[BEGIN GIVEN INFORMATION]

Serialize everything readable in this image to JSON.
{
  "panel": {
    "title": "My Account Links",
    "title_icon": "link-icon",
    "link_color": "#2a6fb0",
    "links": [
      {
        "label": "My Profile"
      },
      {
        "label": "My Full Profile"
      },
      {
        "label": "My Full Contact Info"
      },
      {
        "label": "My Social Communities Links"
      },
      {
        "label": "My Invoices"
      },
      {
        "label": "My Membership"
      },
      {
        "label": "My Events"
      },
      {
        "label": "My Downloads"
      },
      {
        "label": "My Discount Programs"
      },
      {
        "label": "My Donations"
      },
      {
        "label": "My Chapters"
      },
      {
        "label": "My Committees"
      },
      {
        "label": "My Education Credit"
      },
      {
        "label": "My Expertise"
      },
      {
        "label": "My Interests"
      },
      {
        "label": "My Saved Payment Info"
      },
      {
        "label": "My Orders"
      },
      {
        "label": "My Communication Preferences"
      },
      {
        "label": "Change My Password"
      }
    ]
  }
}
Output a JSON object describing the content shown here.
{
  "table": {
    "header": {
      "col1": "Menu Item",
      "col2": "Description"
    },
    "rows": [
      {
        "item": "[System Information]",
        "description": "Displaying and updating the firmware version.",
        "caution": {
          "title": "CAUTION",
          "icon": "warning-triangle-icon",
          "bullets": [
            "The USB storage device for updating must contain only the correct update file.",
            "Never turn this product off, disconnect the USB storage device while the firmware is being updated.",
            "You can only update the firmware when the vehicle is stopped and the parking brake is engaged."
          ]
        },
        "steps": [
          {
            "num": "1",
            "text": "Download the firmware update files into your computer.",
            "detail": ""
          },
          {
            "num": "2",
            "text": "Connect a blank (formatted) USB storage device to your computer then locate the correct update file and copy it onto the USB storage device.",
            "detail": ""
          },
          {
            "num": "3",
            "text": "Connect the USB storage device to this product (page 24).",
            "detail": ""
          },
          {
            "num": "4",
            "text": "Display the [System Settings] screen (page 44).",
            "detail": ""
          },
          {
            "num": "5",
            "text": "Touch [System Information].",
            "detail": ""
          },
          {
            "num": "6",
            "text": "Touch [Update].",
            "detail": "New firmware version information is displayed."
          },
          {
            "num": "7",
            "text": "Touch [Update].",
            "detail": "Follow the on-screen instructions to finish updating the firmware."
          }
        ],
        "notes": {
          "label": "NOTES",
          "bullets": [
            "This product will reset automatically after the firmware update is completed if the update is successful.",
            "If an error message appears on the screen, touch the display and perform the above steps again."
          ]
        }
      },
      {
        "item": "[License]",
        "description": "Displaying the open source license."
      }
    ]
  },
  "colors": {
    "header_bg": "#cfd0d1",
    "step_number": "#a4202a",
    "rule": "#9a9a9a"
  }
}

[END GIVEN INFORMATION]

**TASK STATEMENT:** From the listing above, pick out every line containing "device".

**CORRECT RESPONSE:**
            "The USB storage device for updating must contain only the correct update file.",
            "Never turn this product off, disconnect the USB storage device while the firmware is being updated.",
            "text": "Connect a blank (formatted) USB storage device to your computer then locate the correct update file and copy it onto the USB storage device.",
            "text": "Connect the USB storage device to this product (page 24).",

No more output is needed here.